+++ MATERIALS PROVIDED

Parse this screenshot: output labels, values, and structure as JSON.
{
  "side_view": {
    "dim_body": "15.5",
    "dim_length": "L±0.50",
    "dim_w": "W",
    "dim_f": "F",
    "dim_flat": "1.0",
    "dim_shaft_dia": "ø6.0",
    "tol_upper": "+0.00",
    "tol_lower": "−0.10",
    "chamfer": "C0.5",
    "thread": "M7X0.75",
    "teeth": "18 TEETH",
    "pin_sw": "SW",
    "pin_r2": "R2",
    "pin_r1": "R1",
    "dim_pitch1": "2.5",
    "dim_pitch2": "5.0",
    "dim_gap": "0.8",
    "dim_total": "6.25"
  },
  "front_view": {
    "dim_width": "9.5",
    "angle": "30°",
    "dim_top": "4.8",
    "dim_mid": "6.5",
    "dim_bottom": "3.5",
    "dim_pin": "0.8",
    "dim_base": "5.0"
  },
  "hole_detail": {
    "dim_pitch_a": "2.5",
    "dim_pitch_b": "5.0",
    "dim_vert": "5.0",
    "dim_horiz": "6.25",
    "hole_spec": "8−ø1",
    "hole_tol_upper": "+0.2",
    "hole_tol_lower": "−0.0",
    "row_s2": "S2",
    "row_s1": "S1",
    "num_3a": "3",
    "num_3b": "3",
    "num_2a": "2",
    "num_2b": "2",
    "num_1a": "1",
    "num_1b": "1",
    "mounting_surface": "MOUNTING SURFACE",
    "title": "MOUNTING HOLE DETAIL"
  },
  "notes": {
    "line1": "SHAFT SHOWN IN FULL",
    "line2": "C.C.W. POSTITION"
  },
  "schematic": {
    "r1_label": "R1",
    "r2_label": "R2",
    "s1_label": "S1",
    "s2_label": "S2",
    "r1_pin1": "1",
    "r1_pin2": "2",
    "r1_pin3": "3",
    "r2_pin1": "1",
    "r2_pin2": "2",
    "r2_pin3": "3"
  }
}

++++++

Within the material above, find the lines that contain the word "MOUNTING"; copy them.

    "mounting_surface": "MOUNTING SURFACE",
    "title": "MOUNTING HOLE DETAIL"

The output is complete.